#### DATASET RECORDS
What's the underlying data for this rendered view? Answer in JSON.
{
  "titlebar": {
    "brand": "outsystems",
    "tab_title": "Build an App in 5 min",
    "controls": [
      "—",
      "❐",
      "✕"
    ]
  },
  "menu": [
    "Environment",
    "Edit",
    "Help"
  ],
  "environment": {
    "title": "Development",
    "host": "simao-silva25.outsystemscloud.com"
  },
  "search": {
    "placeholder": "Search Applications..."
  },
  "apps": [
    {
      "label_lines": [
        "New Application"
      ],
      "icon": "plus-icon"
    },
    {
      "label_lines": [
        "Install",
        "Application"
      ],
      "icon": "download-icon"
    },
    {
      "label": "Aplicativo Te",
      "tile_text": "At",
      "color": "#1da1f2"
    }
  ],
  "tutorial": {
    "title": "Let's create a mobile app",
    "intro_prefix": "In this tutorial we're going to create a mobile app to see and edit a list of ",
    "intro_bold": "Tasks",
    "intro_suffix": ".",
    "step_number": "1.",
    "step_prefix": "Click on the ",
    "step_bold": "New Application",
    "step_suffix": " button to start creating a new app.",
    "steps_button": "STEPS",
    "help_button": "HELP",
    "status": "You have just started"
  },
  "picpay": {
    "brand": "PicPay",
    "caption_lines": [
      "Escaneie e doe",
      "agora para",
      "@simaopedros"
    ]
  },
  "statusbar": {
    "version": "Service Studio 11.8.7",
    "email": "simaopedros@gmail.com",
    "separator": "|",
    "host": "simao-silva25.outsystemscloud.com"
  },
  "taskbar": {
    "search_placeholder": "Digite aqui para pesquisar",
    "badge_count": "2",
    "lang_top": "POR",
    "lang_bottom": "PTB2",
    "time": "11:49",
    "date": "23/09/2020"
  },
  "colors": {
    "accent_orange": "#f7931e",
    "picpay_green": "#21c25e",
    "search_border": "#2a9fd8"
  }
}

#### DIRECTIONS FOR THIS TASK
Extract the full set of entries word for word.

#### RESPONSE FOR THIS EXERCISE
What's the underlying data for this rendered view? Answer in JSON.
{
  "titlebar": {
    "brand": "outsystems",
    "tab_title": "Build an App in 5 min",
    "controls": [
      "—",
      "❐",
      "✕"
    ]
  },
  "menu": [
    "Environment",
    "Edit",
    "Help"
  ],
  "environment": {
    "title": "Development",
    "host": "simao-silva25.outsystemscloud.com"
  },
  "search": {
    "placeholder": "Search Applications..."
  },
  "apps": [
    {
      "label_lines": [
        "New Application"
      ],
      "icon": "plus-icon"
    },
    {
      "label_lines": [
        "Install",
        "Application"
      ],
      "icon": "download-icon"
    },
    {
      "label": "Aplicativo Te",
      "tile_text": "At",
      "color": "#1da1f2"
    }
  ],
  "tutorial": {
    "title": "Let's create a mobile app",
    "intro_prefix": "In this tutorial we're going to create a mobile app to see and edit a list of ",
    "intro_bold": "Tasks",
    "intro_suffix": ".",
    "step_number": "1.",
    "step_prefix": "Click on the ",
    "step_bold": "New Application",
    "step_suffix": " button to start creating a new app.",
    "steps_button": "STEPS",
    "help_button": "HELP",
    "status": "You have just started"
  },
  "picpay": {
    "brand": "PicPay",
    "caption_lines": [
      "Escaneie e doe",
      "agora para",
      "@simaopedros"
    ]
  },
  "statusbar": {
    "version": "Service Studio 11.8.7",
    "email": "simaopedros@gmail.com",
    "separator": "|",
    "host": "simao-silva25.outsystemscloud.com"
  },
  "taskbar": {
    "search_placeholder": "Digite aqui para pesquisar",
    "badge_count": "2",
    "lang_top": "POR",
    "lang_bottom": "PTB2",
    "time": "11:49",
    "date": "23/09/2020"
  },
  "colors": {
    "accent_orange": "#f7931e",
    "picpay_green": "#21c25e",
    "search_border": "#2a9fd8"
  }
}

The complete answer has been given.